_EXERCISE DIRECTIONS_
Count every line below in which "Peripherals" occurs, then give only the count.

━━━ LISTED ENTRIES

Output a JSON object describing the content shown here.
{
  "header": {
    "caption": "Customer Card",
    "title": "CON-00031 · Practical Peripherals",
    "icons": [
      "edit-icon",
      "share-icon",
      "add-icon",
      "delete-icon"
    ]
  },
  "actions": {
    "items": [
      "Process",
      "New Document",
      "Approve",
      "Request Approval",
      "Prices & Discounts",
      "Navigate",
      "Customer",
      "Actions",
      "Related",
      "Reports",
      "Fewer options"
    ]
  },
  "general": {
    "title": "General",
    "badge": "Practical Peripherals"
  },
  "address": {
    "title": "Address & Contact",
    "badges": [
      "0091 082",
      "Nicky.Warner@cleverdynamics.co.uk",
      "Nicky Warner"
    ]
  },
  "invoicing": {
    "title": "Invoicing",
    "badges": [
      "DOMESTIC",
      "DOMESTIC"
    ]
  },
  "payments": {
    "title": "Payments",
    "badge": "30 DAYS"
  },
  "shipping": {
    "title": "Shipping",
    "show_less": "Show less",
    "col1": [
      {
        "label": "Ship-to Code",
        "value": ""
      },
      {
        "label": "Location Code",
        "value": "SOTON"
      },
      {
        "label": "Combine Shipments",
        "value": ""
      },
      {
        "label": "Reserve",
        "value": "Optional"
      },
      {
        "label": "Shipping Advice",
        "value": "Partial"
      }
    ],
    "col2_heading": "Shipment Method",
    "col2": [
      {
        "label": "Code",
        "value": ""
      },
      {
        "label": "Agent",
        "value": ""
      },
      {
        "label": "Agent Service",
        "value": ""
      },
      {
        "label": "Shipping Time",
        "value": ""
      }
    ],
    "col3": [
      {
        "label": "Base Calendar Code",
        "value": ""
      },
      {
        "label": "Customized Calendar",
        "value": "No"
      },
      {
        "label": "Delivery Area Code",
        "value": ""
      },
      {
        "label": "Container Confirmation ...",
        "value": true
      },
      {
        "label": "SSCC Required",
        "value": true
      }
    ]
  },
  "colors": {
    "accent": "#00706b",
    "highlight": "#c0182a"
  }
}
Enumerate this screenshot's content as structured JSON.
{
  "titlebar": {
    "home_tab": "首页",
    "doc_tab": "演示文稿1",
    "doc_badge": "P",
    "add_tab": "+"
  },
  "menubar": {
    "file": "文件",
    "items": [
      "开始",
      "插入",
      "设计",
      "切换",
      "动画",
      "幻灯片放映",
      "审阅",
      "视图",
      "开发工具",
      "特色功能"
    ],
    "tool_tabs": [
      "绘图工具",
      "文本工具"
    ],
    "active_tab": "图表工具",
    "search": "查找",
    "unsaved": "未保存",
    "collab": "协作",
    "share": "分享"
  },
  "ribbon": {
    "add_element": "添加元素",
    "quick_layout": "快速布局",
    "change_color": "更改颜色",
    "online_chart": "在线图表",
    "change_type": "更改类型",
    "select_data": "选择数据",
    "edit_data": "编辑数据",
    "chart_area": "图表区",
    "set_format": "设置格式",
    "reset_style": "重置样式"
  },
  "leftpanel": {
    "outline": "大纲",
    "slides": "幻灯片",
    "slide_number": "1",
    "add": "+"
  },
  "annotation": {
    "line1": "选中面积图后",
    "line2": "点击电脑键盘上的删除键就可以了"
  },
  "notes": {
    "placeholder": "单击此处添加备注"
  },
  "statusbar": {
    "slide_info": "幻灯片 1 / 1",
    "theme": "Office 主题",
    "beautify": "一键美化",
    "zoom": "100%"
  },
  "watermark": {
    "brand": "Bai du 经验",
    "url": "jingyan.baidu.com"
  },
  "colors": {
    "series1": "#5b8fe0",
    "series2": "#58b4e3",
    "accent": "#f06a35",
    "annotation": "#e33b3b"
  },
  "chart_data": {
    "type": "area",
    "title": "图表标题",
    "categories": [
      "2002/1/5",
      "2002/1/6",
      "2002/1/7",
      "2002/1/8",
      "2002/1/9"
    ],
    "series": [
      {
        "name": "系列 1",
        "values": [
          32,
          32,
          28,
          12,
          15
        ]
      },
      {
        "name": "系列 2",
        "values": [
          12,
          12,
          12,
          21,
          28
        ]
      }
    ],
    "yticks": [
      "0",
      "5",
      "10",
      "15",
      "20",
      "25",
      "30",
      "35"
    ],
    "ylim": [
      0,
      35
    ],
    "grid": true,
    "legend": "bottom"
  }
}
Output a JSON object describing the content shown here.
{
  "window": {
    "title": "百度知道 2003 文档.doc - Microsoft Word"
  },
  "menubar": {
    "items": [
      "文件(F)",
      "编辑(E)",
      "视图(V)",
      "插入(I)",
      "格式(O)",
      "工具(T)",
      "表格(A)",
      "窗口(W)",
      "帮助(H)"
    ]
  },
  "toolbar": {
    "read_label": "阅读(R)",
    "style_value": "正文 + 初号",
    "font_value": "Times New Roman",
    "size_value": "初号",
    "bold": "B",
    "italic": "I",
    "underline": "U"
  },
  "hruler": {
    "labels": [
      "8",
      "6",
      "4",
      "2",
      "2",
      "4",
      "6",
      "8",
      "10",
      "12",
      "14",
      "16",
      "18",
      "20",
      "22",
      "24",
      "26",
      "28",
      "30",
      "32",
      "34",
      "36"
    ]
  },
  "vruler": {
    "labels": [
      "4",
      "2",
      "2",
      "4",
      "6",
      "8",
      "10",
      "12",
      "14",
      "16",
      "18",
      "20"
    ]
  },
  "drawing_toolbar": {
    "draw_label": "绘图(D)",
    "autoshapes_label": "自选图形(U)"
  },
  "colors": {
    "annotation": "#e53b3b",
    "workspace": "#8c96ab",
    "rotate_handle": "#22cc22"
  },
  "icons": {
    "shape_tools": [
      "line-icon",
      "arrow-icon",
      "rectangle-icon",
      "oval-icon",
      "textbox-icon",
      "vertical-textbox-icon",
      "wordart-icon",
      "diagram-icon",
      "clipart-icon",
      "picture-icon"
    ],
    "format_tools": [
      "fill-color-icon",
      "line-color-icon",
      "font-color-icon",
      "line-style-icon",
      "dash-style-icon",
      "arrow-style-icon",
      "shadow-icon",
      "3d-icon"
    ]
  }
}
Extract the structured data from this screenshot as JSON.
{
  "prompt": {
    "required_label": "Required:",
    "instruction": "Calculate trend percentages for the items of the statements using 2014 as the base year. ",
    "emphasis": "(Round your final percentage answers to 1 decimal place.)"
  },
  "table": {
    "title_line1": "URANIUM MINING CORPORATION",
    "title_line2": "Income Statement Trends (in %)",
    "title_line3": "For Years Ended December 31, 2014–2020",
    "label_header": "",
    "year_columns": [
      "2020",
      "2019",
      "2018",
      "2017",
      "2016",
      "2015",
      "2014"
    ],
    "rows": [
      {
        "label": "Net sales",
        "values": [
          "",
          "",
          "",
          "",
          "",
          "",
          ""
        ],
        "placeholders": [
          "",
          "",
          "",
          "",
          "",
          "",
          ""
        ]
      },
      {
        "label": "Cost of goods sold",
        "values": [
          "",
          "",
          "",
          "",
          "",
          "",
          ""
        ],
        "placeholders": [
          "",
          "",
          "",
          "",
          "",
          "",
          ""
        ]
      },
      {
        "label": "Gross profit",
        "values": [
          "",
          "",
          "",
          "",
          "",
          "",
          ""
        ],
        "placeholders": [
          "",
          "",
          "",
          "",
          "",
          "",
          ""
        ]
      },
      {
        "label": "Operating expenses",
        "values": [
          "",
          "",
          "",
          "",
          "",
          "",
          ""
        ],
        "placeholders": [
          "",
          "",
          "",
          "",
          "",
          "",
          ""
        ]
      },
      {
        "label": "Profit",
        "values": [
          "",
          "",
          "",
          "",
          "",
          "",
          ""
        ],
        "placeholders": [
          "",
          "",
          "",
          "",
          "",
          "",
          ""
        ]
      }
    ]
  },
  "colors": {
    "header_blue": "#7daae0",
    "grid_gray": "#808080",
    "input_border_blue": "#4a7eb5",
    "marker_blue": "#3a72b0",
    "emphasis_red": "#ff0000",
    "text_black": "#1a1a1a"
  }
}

━━━━━━

_WRITTEN SOLUTION_
2